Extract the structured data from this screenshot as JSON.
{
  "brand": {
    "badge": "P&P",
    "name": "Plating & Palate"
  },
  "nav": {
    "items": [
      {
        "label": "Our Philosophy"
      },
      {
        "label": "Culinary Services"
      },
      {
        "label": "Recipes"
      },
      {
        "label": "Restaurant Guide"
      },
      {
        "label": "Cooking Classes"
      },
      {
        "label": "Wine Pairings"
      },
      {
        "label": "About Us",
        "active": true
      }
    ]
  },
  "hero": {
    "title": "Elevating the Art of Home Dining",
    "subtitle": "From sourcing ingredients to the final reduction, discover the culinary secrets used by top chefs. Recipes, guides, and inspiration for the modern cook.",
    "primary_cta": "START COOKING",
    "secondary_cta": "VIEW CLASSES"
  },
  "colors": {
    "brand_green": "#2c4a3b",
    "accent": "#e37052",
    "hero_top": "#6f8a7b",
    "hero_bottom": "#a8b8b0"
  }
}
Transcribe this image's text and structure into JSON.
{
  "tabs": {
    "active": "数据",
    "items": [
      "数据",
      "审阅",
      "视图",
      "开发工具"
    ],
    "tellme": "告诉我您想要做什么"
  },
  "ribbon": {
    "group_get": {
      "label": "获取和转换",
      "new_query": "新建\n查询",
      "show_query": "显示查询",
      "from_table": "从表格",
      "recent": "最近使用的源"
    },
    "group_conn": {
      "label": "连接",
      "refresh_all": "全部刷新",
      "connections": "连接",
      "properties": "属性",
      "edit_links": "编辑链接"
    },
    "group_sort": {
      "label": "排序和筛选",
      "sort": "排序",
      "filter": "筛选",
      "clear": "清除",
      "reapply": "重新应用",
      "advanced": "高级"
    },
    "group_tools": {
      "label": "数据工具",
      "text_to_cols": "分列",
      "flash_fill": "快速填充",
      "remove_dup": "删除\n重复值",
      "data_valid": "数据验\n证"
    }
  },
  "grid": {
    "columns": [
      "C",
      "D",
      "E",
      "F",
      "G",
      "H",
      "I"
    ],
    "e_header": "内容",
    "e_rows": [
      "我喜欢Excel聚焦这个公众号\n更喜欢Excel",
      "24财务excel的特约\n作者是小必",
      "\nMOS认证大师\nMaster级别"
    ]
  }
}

### Task to carry out
Go through the data and return every record exactly.

### The response
Extract the structured data from this screenshot as JSON.
{
  "brand": {
    "badge": "P&P",
    "name": "Plating & Palate"
  },
  "nav": {
    "items": [
      {
        "label": "Our Philosophy"
      },
      {
        "label": "Culinary Services"
      },
      {
        "label": "Recipes"
      },
      {
        "label": "Restaurant Guide"
      },
      {
        "label": "Cooking Classes"
      },
      {
        "label": "Wine Pairings"
      },
      {
        "label": "About Us",
        "active": true
      }
    ]
  },
  "hero": {
    "title": "Elevating the Art of Home Dining",
    "subtitle": "From sourcing ingredients to the final reduction, discover the culinary secrets used by top chefs. Recipes, guides, and inspiration for the modern cook.",
    "primary_cta": "START COOKING",
    "secondary_cta": "VIEW CLASSES"
  },
  "colors": {
    "brand_green": "#2c4a3b",
    "accent": "#e37052",
    "hero_top": "#6f8a7b",
    "hero_bottom": "#a8b8b0"
  }
}
Transcribe this image's text and structure into JSON.
{
  "tabs": {
    "active": "数据",
    "items": [
      "数据",
      "审阅",
      "视图",
      "开发工具"
    ],
    "tellme": "告诉我您想要做什么"
  },
  "ribbon": {
    "group_get": {
      "label": "获取和转换",
      "new_query": "新建\n查询",
      "show_query": "显示查询",
      "from_table": "从表格",
      "recent": "最近使用的源"
    },
    "group_conn": {
      "label": "连接",
      "refresh_all": "全部刷新",
      "connections": "连接",
      "properties": "属性",
      "edit_links": "编辑链接"
    },
    "group_sort": {
      "label": "排序和筛选",
      "sort": "排序",
      "filter": "筛选",
      "clear": "清除",
      "reapply": "重新应用",
      "advanced": "高级"
    },
    "group_tools": {
      "label": "数据工具",
      "text_to_cols": "分列",
      "flash_fill": "快速填充",
      "remove_dup": "删除\n重复值",
      "data_valid": "数据验\n证"
    }
  },
  "grid": {
    "columns": [
      "C",
      "D",
      "E",
      "F",
      "G",
      "H",
      "I"
    ],
    "e_header": "内容",
    "e_rows": [
      "我喜欢Excel聚焦这个公众号\n更喜欢Excel",
      "24财务excel的特约\n作者是小必",
      "\nMOS认证大师\nMaster级别"
    ]
  }
}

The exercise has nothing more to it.